Task prompt:
Write out every entry, unchanged. Skip any picture.

Extracts from a graphics dataset:
╔══

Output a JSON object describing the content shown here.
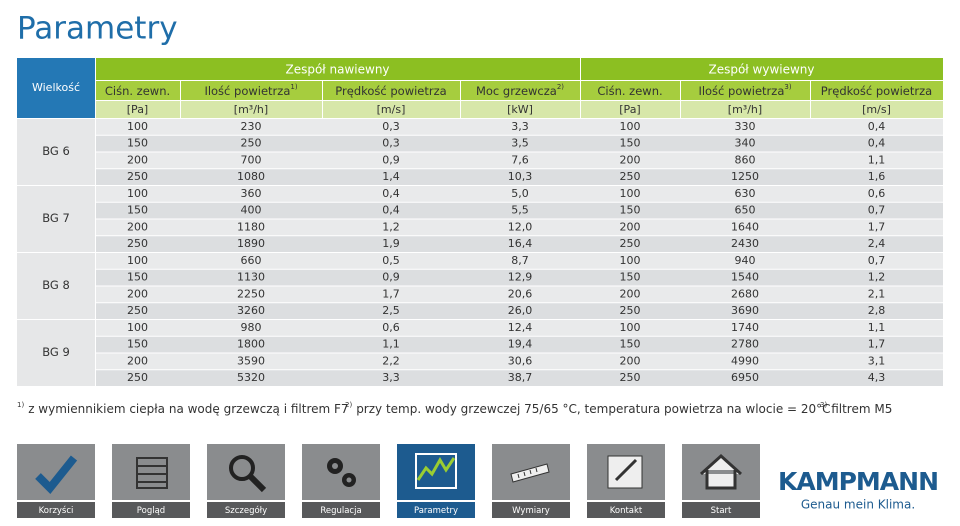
{
  "title": "Parametry",
  "table": {
    "group_header": "Wielkość",
    "sections": [
      "Zespół nawiewny",
      "Zespół wywiewny"
    ],
    "columns": [
      {
        "label": "Ciśn. zewn.",
        "unit": "[Pa]"
      },
      {
        "label": "Ilość powietrza",
        "sup": "1)",
        "unit": "[m³/h]"
      },
      {
        "label": "Prędkość powietrza",
        "unit": "[m/s]"
      },
      {
        "label": "Moc grzewcza",
        "sup": "2)",
        "unit": "[kW]"
      },
      {
        "label": "Ciśn. zewn.",
        "unit": "[Pa]"
      },
      {
        "label": "Ilość powietrza",
        "sup": "3)",
        "unit": "[m³/h]"
      },
      {
        "label": "Prędkość powietrza",
        "unit": "[m/s]"
      }
    ],
    "groups": [
      {
        "label": "BG 6",
        "rows": [
          [
            "100",
            "230",
            "0,3",
            "3,3",
            "100",
            "330",
            "0,4"
          ],
          [
            "150",
            "250",
            "0,3",
            "3,5",
            "150",
            "340",
            "0,4"
          ],
          [
            "200",
            "700",
            "0,9",
            "7,6",
            "200",
            "860",
            "1,1"
          ],
          [
            "250",
            "1080",
            "1,4",
            "10,3",
            "250",
            "1250",
            "1,6"
          ]
        ]
      },
      {
        "label": "BG 7",
        "rows": [
          [
            "100",
            "360",
            "0,4",
            "5,0",
            "100",
            "630",
            "0,6"
          ],
          [
            "150",
            "400",
            "0,4",
            "5,5",
            "150",
            "650",
            "0,7"
          ],
          [
            "200",
            "1180",
            "1,2",
            "12,0",
            "200",
            "1640",
            "1,7"
          ],
          [
            "250",
            "1890",
            "1,9",
            "16,4",
            "250",
            "2430",
            "2,4"
          ]
        ]
      },
      {
        "label": "BG 8",
        "rows": [
          [
            "100",
            "660",
            "0,5",
            "8,7",
            "100",
            "940",
            "0,7"
          ],
          [
            "150",
            "1130",
            "0,9",
            "12,9",
            "150",
            "1540",
            "1,2"
          ],
          [
            "200",
            "2250",
            "1,7",
            "20,6",
            "200",
            "2680",
            "2,1"
          ],
          [
            "250",
            "3260",
            "2,5",
            "26,0",
            "250",
            "3690",
            "2,8"
          ]
        ]
      },
      {
        "label": "BG 9",
        "rows": [
          [
            "100",
            "980",
            "0,6",
            "12,4",
            "100",
            "1740",
            "1,1"
          ],
          [
            "150",
            "1800",
            "1,1",
            "19,4",
            "150",
            "2780",
            "1,7"
          ],
          [
            "200",
            "3590",
            "2,2",
            "30,6",
            "200",
            "4990",
            "3,1"
          ],
          [
            "250",
            "5320",
            "3,3",
            "38,7",
            "250",
            "6950",
            "4,3"
          ]
        ]
      }
    ]
  },
  "footnotes": [
    {
      "mark": "1)",
      "text": "z wymiennikiem ciepła na wodę grzewczą i filtrem F7"
    },
    {
      "mark": "2)",
      "text": "przy temp. wody grzewczej 75/65 °C, temperatura powietrza na wlocie = 20°C"
    },
    {
      "mark": "3)",
      "text": "filtrem M5"
    }
  ],
  "nav": {
    "items": [
      "Korzyści",
      "Pogląd",
      "Szczegóły",
      "Regulacja",
      "Parametry",
      "Wymiary",
      "Kontakt",
      "Start"
    ],
    "active": 4
  },
  "logo": {
    "brand": "KAMPMANN",
    "tagline": "Genau mein Klima."
  }
}
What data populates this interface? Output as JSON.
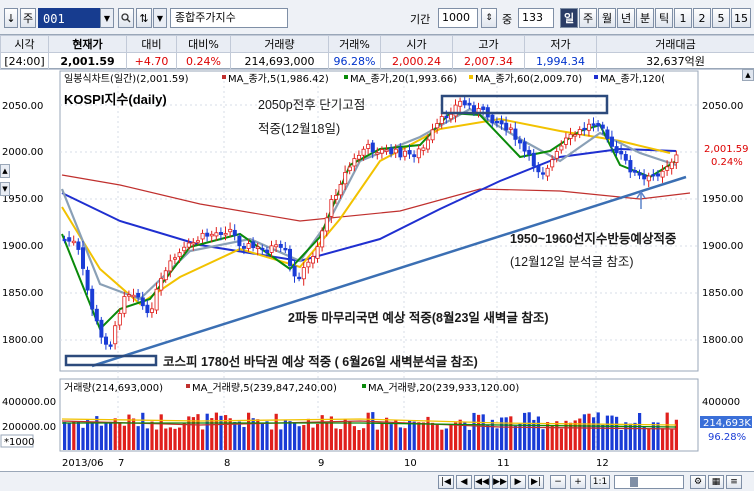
{
  "toolbar": {
    "first_button": "↓",
    "type_button": "주",
    "stock_code": "001",
    "stock_name": "종합주가지수",
    "period_label": "기간",
    "period_value": "1000",
    "count_label": "중",
    "count_value": "133",
    "interval_tabs": [
      "일",
      "주",
      "월",
      "년",
      "분",
      "틱",
      "1",
      "2",
      "5",
      "15"
    ],
    "active_tab": "일"
  },
  "quote": {
    "headers": [
      "시각",
      "현재가",
      "대비",
      "대비%",
      "거래량",
      "거래%",
      "시가",
      "고가",
      "저가",
      "거래대금"
    ],
    "values": [
      "[24:00]",
      "2,001.59",
      "+4.70",
      "0.24%",
      "214,693,000",
      "96.28%",
      "2,000.24",
      "2,007.34",
      "1,994.34",
      "32,637억원"
    ]
  },
  "chart": {
    "legend_price": "일봉식차트(일간)(2,001.59)",
    "ma5_legend": "MA_종가,5(1,986.42)",
    "ma20_legend": "MA_종가,20(1,993.66)",
    "ma60_legend": "MA_종가,60(2,009.70)",
    "ma120_legend": "MA_종가,120(",
    "index_label": "KOSPI지수(daily)",
    "last_price_badge": "2,001.59",
    "last_change_badge": "0.24%",
    "y_ticks": [
      "2050.00",
      "2000.00",
      "1950.00",
      "1900.00",
      "1850.00",
      "1800.00"
    ],
    "y_ticks_right": [
      "2050.00",
      "1950.00",
      "1900.00",
      "1850.00",
      "1800.00"
    ],
    "x_ticks": [
      "2013/06",
      "7",
      "8",
      "9",
      "10",
      "11",
      "12"
    ],
    "annotations": {
      "a1_line1": "2050p전후 단기고점",
      "a1_line2": "적중(12월18일)",
      "a2_line1": "1950~1960선지수반등예상적중",
      "a2_line2": "(12월12일 분석글 참조)",
      "a3": "2파동 마무리국면 예상 적중(8월23일 새벽글 참조)",
      "a4": "코스피 1780선 바닥권 예상 적중 ( 6월26일 새벽분석글 참조)"
    }
  },
  "volume": {
    "legend_volume": "거래량(214,693,000)",
    "ma5_legend": "MA_거래량,5(239,847,240.00)",
    "ma20_legend": "MA_거래량,20(239,933,120.00)",
    "y_ticks": [
      "400000.00",
      "200000.00"
    ],
    "unit_label": "*1000",
    "right_badge_value": "214,693K",
    "right_badge_pct": "96.28%",
    "right_tick": "400000"
  },
  "colors": {
    "up": "#e0201c",
    "down": "#1a3cd6",
    "ma5": "#0a8a0a",
    "ma20_gray": "#8aa0b6",
    "ma60_yellow": "#f2c200",
    "ma120_blue": "#1f2fd0",
    "ma_red": "#c0302e",
    "trendline": "#3b6fb3"
  },
  "bottom": {
    "zoom_label": "1:1"
  }
}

╚══

Response below:
Output a JSON object describing the content shown here.
{
  "title": "Parametry",
  "table": {
    "group_header": "Wielkość",
    "sections": [
      "Zespół nawiewny",
      "Zespół wywiewny"
    ],
    "columns": [
      {
        "label": "Ciśn. zewn.",
        "unit": "[Pa]"
      },
      {
        "label": "Ilość powietrza",
        "sup": "1)",
        "unit": "[m³/h]"
      },
      {
        "label": "Prędkość powietrza",
        "unit": "[m/s]"
      },
      {
        "label": "Moc grzewcza",
        "sup": "2)",
        "unit": "[kW]"
      },
      {
        "label": "Ciśn. zewn.",
        "unit": "[Pa]"
      },
      {
        "label": "Ilość powietrza",
        "sup": "3)",
        "unit": "[m³/h]"
      },
      {
        "label": "Prędkość powietrza",
        "unit": "[m/s]"
      }
    ],
    "groups": [
      {
        "label": "BG 6",
        "rows": [
          [
            "100",
            "230",
            "0,3",
            "3,3",
            "100",
            "330",
            "0,4"
          ],
          [
            "150",
            "250",
            "0,3",
            "3,5",
            "150",
            "340",
            "0,4"
          ],
          [
            "200",
            "700",
            "0,9",
            "7,6",
            "200",
            "860",
            "1,1"
          ],
          [
            "250",
            "1080",
            "1,4",
            "10,3",
            "250",
            "1250",
            "1,6"
          ]
        ]
      },
      {
        "label": "BG 7",
        "rows": [
          [
            "100",
            "360",
            "0,4",
            "5,0",
            "100",
            "630",
            "0,6"
          ],
          [
            "150",
            "400",
            "0,4",
            "5,5",
            "150",
            "650",
            "0,7"
          ],
          [
            "200",
            "1180",
            "1,2",
            "12,0",
            "200",
            "1640",
            "1,7"
          ],
          [
            "250",
            "1890",
            "1,9",
            "16,4",
            "250",
            "2430",
            "2,4"
          ]
        ]
      },
      {
        "label": "BG 8",
        "rows": [
          [
            "100",
            "660",
            "0,5",
            "8,7",
            "100",
            "940",
            "0,7"
          ],
          [
            "150",
            "1130",
            "0,9",
            "12,9",
            "150",
            "1540",
            "1,2"
          ],
          [
            "200",
            "2250",
            "1,7",
            "20,6",
            "200",
            "2680",
            "2,1"
          ],
          [
            "250",
            "3260",
            "2,5",
            "26,0",
            "250",
            "3690",
            "2,8"
          ]
        ]
      },
      {
        "label": "BG 9",
        "rows": [
          [
            "100",
            "980",
            "0,6",
            "12,4",
            "100",
            "1740",
            "1,1"
          ],
          [
            "150",
            "1800",
            "1,1",
            "19,4",
            "150",
            "2780",
            "1,7"
          ],
          [
            "200",
            "3590",
            "2,2",
            "30,6",
            "200",
            "4990",
            "3,1"
          ],
          [
            "250",
            "5320",
            "3,3",
            "38,7",
            "250",
            "6950",
            "4,3"
          ]
        ]
      }
    ]
  },
  "footnotes": [
    {
      "mark": "1)",
      "text": "z wymiennikiem ciepła na wodę grzewczą i filtrem F7"
    },
    {
      "mark": "2)",
      "text": "przy temp. wody grzewczej 75/65 °C, temperatura powietrza na wlocie = 20°C"
    },
    {
      "mark": "3)",
      "text": "filtrem M5"
    }
  ],
  "nav": {
    "items": [
      "Korzyści",
      "Pogląd",
      "Szczegóły",
      "Regulacja",
      "Parametry",
      "Wymiary",
      "Kontakt",
      "Start"
    ],
    "active": 4
  },
  "logo": {
    "brand": "KAMPMANN",
    "tagline": "Genau mein Klima."
  }
}
What data populates this interface? Output as JSON.
{
  "toolbar": {
    "first_button": "↓",
    "type_button": "주",
    "stock_code": "001",
    "stock_name": "종합주가지수",
    "period_label": "기간",
    "period_value": "1000",
    "count_label": "중",
    "count_value": "133",
    "interval_tabs": [
      "일",
      "주",
      "월",
      "년",
      "분",
      "틱",
      "1",
      "2",
      "5",
      "15"
    ],
    "active_tab": "일"
  },
  "quote": {
    "headers": [
      "시각",
      "현재가",
      "대비",
      "대비%",
      "거래량",
      "거래%",
      "시가",
      "고가",
      "저가",
      "거래대금"
    ],
    "values": [
      "[24:00]",
      "2,001.59",
      "+4.70",
      "0.24%",
      "214,693,000",
      "96.28%",
      "2,000.24",
      "2,007.34",
      "1,994.34",
      "32,637억원"
    ]
  },
  "chart": {
    "legend_price": "일봉식차트(일간)(2,001.59)",
    "ma5_legend": "MA_종가,5(1,986.42)",
    "ma20_legend": "MA_종가,20(1,993.66)",
    "ma60_legend": "MA_종가,60(2,009.70)",
    "ma120_legend": "MA_종가,120(",
    "index_label": "KOSPI지수(daily)",
    "last_price_badge": "2,001.59",
    "last_change_badge": "0.24%",
    "y_ticks": [
      "2050.00",
      "2000.00",
      "1950.00",
      "1900.00",
      "1850.00",
      "1800.00"
    ],
    "y_ticks_right": [
      "2050.00",
      "1950.00",
      "1900.00",
      "1850.00",
      "1800.00"
    ],
    "x_ticks": [
      "2013/06",
      "7",
      "8",
      "9",
      "10",
      "11",
      "12"
    ],
    "annotations": {
      "a1_line1": "2050p전후 단기고점",
      "a1_line2": "적중(12월18일)",
      "a2_line1": "1950~1960선지수반등예상적중",
      "a2_line2": "(12월12일 분석글 참조)",
      "a3": "2파동 마무리국면 예상 적중(8월23일 새벽글 참조)",
      "a4": "코스피 1780선 바닥권 예상 적중 ( 6월26일 새벽분석글 참조)"
    }
  },
  "volume": {
    "legend_volume": "거래량(214,693,000)",
    "ma5_legend": "MA_거래량,5(239,847,240.00)",
    "ma20_legend": "MA_거래량,20(239,933,120.00)",
    "y_ticks": [
      "400000.00",
      "200000.00"
    ],
    "unit_label": "*1000",
    "right_badge_value": "214,693K",
    "right_badge_pct": "96.28%",
    "right_tick": "400000"
  },
  "colors": {
    "up": "#e0201c",
    "down": "#1a3cd6",
    "ma5": "#0a8a0a",
    "ma20_gray": "#8aa0b6",
    "ma60_yellow": "#f2c200",
    "ma120_blue": "#1f2fd0",
    "ma_red": "#c0302e",
    "trendline": "#3b6fb3"
  },
  "bottom": {
    "zoom_label": "1:1"
  }
}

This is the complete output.